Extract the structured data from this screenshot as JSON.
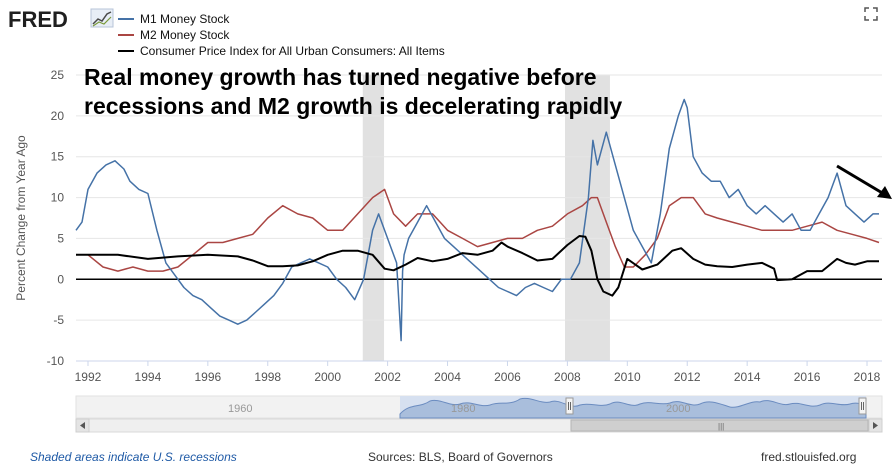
{
  "header": {
    "logo_text": "FRED",
    "logo_icon": "chart-trend-icon",
    "fullscreen_icon": "expand-icon"
  },
  "chart_data": {
    "type": "line",
    "title": "",
    "annotation": {
      "line1": "Real money growth has turned negative before",
      "line2": "recessions and M2 growth is decelerating rapidly"
    },
    "xlabel": "",
    "ylabel": "Percent Change from Year Ago",
    "xlim": [
      1991.6,
      2018.5
    ],
    "ylim": [
      -10,
      25
    ],
    "yticks": [
      -10,
      -5,
      0,
      5,
      10,
      15,
      20,
      25
    ],
    "xticks": [
      1992,
      1994,
      1996,
      1998,
      2000,
      2002,
      2004,
      2006,
      2008,
      2010,
      2012,
      2014,
      2016,
      2018
    ],
    "grid": true,
    "legend_position": "top-left",
    "recessions": [
      [
        2001.17,
        2001.88
      ],
      [
        2007.92,
        2009.42
      ]
    ],
    "series": [
      {
        "name": "M1 Money Stock",
        "color": "#4572a7",
        "x": [
          1991.6,
          1991.8,
          1992.0,
          1992.3,
          1992.6,
          1992.9,
          1993.2,
          1993.4,
          1993.7,
          1994.0,
          1994.3,
          1994.6,
          1994.9,
          1995.2,
          1995.5,
          1995.8,
          1996.1,
          1996.4,
          1996.7,
          1997.0,
          1997.3,
          1997.6,
          1997.9,
          1998.2,
          1998.5,
          1998.8,
          1999.1,
          1999.4,
          1999.7,
          2000.0,
          2000.3,
          2000.6,
          2000.9,
          2001.2,
          2001.5,
          2001.7,
          2001.9,
          2002.1,
          2002.3,
          2002.45,
          2002.5,
          2002.55,
          2002.7,
          2003.0,
          2003.3,
          2003.6,
          2003.9,
          2004.2,
          2004.5,
          2004.8,
          2005.1,
          2005.4,
          2005.7,
          2006.0,
          2006.3,
          2006.6,
          2006.9,
          2007.2,
          2007.5,
          2007.8,
          2008.1,
          2008.4,
          2008.7,
          2008.85,
          2009.0,
          2009.3,
          2009.6,
          2009.9,
          2010.2,
          2010.5,
          2010.8,
          2011.1,
          2011.4,
          2011.7,
          2011.9,
          2012.0,
          2012.2,
          2012.5,
          2012.8,
          2013.1,
          2013.4,
          2013.7,
          2014.0,
          2014.3,
          2014.6,
          2014.9,
          2015.2,
          2015.5,
          2015.8,
          2016.1,
          2016.4,
          2016.7,
          2017.0,
          2017.3,
          2017.6,
          2017.9,
          2018.2,
          2018.4
        ],
        "values": [
          6,
          7,
          11,
          13,
          14,
          14.5,
          13.5,
          12,
          11,
          10.5,
          6,
          2,
          0.5,
          -1,
          -2,
          -2.5,
          -3.5,
          -4.5,
          -5,
          -5.5,
          -5,
          -4,
          -3,
          -2,
          -0.5,
          1.5,
          2,
          2.5,
          2,
          1.5,
          0,
          -1,
          -2.5,
          0,
          6,
          8,
          6,
          4,
          2,
          -7.5,
          1,
          3,
          5,
          7,
          9,
          7,
          5,
          4,
          3,
          2,
          1,
          0,
          -1,
          -1.5,
          -2,
          -1,
          -0.5,
          -1,
          -1.5,
          0,
          0,
          2,
          10,
          17,
          14,
          18,
          14,
          10,
          6,
          4,
          2,
          8,
          16,
          20,
          22,
          21,
          15,
          13,
          12,
          12,
          10,
          11,
          9,
          8,
          9,
          8,
          7,
          8,
          6,
          6,
          8,
          10,
          13,
          9,
          8,
          7,
          8,
          8
        ]
      },
      {
        "name": "M2 Money Stock",
        "color": "#aa4643",
        "x": [
          1991.6,
          1992.0,
          1992.5,
          1993.0,
          1993.5,
          1994.0,
          1994.5,
          1995.0,
          1995.5,
          1996.0,
          1996.5,
          1997.0,
          1997.5,
          1998.0,
          1998.5,
          1999.0,
          1999.5,
          2000.0,
          2000.5,
          2001.0,
          2001.5,
          2001.9,
          2002.2,
          2002.6,
          2003.0,
          2003.5,
          2004.0,
          2004.5,
          2005.0,
          2005.5,
          2006.0,
          2006.5,
          2007.0,
          2007.5,
          2008.0,
          2008.5,
          2008.8,
          2009.0,
          2009.3,
          2009.6,
          2009.9,
          2010.2,
          2010.6,
          2011.0,
          2011.4,
          2011.8,
          2012.2,
          2012.6,
          2013.0,
          2013.5,
          2014.0,
          2014.5,
          2015.0,
          2015.5,
          2016.0,
          2016.5,
          2017.0,
          2017.5,
          2018.0,
          2018.4
        ],
        "values": [
          3,
          3,
          1.5,
          1,
          1.5,
          1,
          1,
          1.5,
          3,
          4.5,
          4.5,
          5,
          5.5,
          7.5,
          9,
          8,
          7.5,
          6,
          6,
          8,
          10,
          11,
          8,
          6.5,
          8,
          8,
          6,
          5,
          4,
          4.5,
          5,
          5,
          6,
          6.5,
          8,
          9,
          10,
          10,
          7,
          4,
          1.5,
          1.5,
          3,
          5,
          9,
          10,
          10,
          8,
          7.5,
          7,
          6.5,
          6,
          6,
          6,
          6.5,
          7,
          6,
          5.5,
          5,
          4.5
        ]
      },
      {
        "name": "Consumer Price Index for All Urban Consumers: All Items",
        "color": "#000000",
        "x": [
          1991.6,
          1992.0,
          1993.0,
          1994.0,
          1995.0,
          1996.0,
          1997.0,
          1997.5,
          1998.0,
          1998.5,
          1999.0,
          1999.5,
          2000.0,
          2000.5,
          2001.0,
          2001.5,
          2001.9,
          2002.2,
          2002.6,
          2003.0,
          2003.5,
          2004.0,
          2004.5,
          2005.0,
          2005.5,
          2005.8,
          2006.0,
          2006.5,
          2007.0,
          2007.5,
          2008.0,
          2008.4,
          2008.6,
          2008.8,
          2009.0,
          2009.2,
          2009.5,
          2009.7,
          2010.0,
          2010.5,
          2011.0,
          2011.5,
          2011.8,
          2012.2,
          2012.6,
          2013.0,
          2013.5,
          2014.0,
          2014.5,
          2014.9,
          2015.0,
          2015.5,
          2016.0,
          2016.5,
          2017.0,
          2017.3,
          2017.6,
          2018.0,
          2018.4
        ],
        "values": [
          3,
          3,
          3,
          2.5,
          2.8,
          3,
          2.8,
          2.3,
          1.6,
          1.6,
          1.7,
          2.2,
          3,
          3.5,
          3.5,
          3,
          1.3,
          1.1,
          1.8,
          2.6,
          2.2,
          2.5,
          3.2,
          3,
          3.5,
          4.5,
          4,
          3.2,
          2.3,
          2.5,
          4.2,
          5.3,
          5.2,
          3.5,
          0,
          -1.5,
          -2,
          -1,
          2.5,
          1.2,
          1.8,
          3.5,
          3.8,
          2.5,
          1.8,
          1.6,
          1.5,
          1.8,
          2,
          1.3,
          -0.1,
          0,
          1,
          1,
          2.5,
          2,
          1.8,
          2.2,
          2.2
        ]
      }
    ],
    "legend_entries": [
      "M1 Money Stock",
      "M2 Money Stock",
      "Consumer Price Index for All Urban Consumers: All Items"
    ]
  },
  "navigator": {
    "label_1960": "1960",
    "label_1980": "1980",
    "label_2000": "2000",
    "scroll_left_icon": "arrow-left-icon",
    "scroll_right_icon": "arrow-right-icon",
    "grip_glyph": "|||"
  },
  "footer": {
    "recession_note": "Shaded areas indicate U.S. recessions",
    "sources": "Sources: BLS, Board of Governors",
    "site": "fred.stlouisfed.org"
  }
}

******

Only a number is wanted: how many lines contain the word "from"?

2